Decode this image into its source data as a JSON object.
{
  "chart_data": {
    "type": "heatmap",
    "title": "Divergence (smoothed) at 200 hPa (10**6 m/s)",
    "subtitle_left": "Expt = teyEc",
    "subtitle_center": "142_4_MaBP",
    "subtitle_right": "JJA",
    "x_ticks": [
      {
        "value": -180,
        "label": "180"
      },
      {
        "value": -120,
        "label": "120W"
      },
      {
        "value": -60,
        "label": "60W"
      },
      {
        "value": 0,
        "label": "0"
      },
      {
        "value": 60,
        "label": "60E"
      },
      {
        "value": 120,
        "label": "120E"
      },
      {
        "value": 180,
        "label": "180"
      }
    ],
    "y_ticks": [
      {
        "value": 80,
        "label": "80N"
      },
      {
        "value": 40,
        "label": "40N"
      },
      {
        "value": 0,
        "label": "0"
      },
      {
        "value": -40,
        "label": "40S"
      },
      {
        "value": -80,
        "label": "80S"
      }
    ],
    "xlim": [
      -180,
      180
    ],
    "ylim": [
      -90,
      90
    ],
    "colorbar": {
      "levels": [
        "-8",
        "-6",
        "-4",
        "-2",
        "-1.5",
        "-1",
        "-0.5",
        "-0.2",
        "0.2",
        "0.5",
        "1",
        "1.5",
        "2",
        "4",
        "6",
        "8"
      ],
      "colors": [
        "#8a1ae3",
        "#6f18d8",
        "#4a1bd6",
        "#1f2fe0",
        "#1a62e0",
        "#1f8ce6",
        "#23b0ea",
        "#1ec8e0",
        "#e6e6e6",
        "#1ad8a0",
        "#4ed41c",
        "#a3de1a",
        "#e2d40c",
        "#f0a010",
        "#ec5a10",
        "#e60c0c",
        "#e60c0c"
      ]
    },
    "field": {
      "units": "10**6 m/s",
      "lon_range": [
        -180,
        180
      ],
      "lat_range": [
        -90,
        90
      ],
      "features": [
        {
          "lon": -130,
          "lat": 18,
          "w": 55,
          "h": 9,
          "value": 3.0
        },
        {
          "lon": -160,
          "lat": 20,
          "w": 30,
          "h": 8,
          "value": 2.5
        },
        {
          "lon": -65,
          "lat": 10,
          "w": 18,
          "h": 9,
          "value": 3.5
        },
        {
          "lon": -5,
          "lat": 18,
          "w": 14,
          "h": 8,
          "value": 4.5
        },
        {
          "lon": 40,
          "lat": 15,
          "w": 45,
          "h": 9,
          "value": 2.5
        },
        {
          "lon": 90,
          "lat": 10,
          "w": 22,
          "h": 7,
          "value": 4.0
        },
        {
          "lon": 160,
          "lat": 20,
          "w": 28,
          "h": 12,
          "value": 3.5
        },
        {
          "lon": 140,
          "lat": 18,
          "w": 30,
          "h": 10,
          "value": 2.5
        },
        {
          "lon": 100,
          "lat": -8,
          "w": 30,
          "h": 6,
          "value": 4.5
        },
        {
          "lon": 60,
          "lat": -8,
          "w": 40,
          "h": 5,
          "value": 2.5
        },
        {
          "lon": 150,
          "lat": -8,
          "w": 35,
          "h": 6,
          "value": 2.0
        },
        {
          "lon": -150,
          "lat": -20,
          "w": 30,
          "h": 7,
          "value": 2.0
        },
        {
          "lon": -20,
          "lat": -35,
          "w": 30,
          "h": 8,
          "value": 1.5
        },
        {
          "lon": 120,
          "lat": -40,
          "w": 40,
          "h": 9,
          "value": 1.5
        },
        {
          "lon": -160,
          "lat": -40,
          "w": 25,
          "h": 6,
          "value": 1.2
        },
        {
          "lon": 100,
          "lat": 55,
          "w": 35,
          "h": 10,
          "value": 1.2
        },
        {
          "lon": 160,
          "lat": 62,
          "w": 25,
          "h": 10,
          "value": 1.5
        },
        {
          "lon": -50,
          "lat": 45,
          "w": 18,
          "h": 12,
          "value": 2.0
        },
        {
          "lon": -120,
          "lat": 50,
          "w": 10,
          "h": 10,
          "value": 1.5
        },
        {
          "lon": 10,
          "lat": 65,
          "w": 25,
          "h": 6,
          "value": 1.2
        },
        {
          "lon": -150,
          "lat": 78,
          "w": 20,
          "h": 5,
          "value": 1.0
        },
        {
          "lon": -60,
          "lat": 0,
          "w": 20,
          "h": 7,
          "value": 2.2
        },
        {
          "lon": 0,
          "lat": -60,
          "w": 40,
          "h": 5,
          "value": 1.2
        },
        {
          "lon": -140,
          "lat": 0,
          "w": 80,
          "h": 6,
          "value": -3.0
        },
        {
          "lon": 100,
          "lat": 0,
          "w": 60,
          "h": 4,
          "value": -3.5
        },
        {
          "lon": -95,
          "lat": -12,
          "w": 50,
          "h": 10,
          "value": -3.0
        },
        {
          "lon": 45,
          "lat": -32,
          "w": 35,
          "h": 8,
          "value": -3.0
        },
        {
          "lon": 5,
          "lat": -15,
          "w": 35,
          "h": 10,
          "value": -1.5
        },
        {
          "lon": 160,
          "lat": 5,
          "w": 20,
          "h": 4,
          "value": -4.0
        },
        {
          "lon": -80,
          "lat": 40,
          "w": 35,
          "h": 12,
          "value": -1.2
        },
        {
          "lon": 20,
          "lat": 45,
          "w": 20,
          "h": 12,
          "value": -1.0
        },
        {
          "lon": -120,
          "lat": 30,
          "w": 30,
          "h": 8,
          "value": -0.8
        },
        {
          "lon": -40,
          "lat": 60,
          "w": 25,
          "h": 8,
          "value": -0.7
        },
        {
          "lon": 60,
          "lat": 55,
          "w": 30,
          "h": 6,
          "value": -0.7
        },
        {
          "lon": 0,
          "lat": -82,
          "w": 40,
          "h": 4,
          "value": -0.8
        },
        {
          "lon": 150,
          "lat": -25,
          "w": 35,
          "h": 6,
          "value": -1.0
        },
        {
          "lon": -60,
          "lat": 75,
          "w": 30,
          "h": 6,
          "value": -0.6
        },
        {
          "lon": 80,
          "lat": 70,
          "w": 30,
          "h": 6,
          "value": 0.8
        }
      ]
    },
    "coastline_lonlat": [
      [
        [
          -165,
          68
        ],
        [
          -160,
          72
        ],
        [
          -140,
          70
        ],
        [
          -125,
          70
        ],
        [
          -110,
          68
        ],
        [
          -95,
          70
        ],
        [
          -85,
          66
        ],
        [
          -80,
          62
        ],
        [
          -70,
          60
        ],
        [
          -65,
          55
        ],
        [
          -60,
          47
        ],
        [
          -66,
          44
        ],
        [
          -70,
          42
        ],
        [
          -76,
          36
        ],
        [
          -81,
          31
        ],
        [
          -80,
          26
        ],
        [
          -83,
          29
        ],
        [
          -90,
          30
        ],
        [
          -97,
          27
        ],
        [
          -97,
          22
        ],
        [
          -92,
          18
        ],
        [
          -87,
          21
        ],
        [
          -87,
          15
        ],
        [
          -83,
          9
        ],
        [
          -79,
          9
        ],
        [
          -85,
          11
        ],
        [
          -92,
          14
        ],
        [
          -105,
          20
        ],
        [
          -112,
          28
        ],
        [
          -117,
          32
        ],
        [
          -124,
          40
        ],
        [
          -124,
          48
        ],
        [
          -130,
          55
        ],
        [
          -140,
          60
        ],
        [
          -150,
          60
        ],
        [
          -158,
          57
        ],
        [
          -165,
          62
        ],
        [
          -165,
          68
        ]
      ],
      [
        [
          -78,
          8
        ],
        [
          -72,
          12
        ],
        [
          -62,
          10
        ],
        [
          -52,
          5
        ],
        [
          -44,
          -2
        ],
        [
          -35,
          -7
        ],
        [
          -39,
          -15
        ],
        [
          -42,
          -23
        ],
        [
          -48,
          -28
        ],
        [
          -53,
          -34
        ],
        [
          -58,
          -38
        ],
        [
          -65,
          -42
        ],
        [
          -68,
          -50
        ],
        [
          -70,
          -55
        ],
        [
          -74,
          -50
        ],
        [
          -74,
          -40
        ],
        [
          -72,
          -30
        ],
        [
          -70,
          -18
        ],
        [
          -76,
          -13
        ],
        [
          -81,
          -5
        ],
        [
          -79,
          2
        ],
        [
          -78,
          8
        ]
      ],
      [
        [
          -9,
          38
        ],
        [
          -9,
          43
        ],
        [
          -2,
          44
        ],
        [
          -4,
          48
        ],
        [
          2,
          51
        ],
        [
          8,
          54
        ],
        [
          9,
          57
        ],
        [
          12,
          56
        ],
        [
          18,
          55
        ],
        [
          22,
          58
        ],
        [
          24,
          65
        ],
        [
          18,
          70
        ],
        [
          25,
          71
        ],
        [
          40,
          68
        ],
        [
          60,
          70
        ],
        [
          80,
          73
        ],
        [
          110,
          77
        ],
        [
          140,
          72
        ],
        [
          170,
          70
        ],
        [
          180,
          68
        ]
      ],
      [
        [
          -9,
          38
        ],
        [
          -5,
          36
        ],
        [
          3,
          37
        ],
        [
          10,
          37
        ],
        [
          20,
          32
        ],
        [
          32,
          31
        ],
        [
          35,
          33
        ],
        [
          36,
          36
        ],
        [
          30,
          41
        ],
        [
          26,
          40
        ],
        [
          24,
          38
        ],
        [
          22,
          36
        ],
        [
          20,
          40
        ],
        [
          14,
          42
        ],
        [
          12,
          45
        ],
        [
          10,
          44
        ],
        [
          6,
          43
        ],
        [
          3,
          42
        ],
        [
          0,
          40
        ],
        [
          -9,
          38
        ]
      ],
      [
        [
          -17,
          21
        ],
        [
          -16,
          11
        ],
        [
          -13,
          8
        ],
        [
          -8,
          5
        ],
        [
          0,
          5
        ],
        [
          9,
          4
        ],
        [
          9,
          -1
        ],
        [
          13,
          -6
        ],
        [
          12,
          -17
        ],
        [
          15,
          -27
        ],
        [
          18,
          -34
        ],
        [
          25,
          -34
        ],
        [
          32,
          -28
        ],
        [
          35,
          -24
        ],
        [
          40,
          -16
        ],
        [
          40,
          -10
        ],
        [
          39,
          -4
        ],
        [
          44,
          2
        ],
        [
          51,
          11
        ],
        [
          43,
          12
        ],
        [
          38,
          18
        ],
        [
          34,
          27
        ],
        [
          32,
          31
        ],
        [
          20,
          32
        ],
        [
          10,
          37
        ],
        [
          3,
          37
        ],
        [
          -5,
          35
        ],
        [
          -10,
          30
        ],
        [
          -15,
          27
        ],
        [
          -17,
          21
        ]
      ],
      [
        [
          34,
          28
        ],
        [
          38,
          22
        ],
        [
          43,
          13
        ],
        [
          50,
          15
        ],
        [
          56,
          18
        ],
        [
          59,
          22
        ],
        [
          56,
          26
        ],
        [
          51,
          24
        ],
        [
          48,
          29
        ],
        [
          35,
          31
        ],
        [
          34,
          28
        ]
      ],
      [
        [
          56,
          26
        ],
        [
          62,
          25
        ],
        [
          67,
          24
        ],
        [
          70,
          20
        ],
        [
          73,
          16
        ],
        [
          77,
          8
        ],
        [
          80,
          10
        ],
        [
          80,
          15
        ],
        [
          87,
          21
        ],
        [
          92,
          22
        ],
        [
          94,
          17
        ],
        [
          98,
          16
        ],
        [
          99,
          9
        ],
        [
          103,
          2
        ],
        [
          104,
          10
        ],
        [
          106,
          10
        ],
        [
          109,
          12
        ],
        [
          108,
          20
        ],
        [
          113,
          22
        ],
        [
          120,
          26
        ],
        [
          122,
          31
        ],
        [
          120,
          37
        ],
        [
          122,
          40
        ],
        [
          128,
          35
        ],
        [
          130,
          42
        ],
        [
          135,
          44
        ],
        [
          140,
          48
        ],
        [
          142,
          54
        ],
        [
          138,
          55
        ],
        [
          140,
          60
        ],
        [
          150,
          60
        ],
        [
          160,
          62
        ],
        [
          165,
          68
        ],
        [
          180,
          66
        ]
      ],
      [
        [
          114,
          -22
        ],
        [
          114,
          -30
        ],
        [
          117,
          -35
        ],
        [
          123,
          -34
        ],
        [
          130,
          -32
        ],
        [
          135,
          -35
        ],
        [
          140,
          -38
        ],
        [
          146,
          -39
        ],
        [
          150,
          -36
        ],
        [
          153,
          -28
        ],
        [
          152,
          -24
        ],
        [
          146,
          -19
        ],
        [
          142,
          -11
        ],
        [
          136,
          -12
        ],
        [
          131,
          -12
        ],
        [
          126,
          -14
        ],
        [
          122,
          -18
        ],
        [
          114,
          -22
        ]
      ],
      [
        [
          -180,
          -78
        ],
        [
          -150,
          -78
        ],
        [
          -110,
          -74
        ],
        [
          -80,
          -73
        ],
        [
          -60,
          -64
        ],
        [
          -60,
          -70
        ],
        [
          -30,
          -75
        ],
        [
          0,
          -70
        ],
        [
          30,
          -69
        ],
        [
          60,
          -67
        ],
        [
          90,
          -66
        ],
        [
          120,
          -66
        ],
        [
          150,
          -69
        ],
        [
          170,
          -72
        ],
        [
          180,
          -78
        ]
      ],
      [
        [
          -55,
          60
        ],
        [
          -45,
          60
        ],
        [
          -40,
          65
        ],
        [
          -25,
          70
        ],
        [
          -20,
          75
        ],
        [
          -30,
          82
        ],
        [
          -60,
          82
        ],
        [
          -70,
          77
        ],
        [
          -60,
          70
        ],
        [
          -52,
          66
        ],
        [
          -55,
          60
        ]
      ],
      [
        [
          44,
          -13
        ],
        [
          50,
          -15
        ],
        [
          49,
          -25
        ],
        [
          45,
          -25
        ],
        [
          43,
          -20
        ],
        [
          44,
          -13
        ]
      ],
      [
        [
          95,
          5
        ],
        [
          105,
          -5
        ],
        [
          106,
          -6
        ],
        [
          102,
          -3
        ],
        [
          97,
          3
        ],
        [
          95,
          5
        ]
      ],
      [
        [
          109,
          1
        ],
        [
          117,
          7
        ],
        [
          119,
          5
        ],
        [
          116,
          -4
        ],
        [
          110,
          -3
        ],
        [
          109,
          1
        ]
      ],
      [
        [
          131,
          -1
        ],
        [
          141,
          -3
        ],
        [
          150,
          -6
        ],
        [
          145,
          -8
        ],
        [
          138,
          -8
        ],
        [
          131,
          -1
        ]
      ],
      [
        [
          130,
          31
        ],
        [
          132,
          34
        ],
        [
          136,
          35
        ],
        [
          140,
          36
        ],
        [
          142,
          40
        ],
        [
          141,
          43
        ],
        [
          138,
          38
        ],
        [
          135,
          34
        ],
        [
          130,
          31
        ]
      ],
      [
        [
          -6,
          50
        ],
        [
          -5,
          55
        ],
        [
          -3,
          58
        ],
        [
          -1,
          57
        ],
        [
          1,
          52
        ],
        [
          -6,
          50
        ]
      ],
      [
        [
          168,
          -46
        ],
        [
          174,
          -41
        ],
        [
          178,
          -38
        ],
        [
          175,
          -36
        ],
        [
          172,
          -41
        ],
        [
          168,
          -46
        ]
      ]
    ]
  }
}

Written task |
Reply with the number of lines in the data that include the string "label" and nothing else.

The output |
12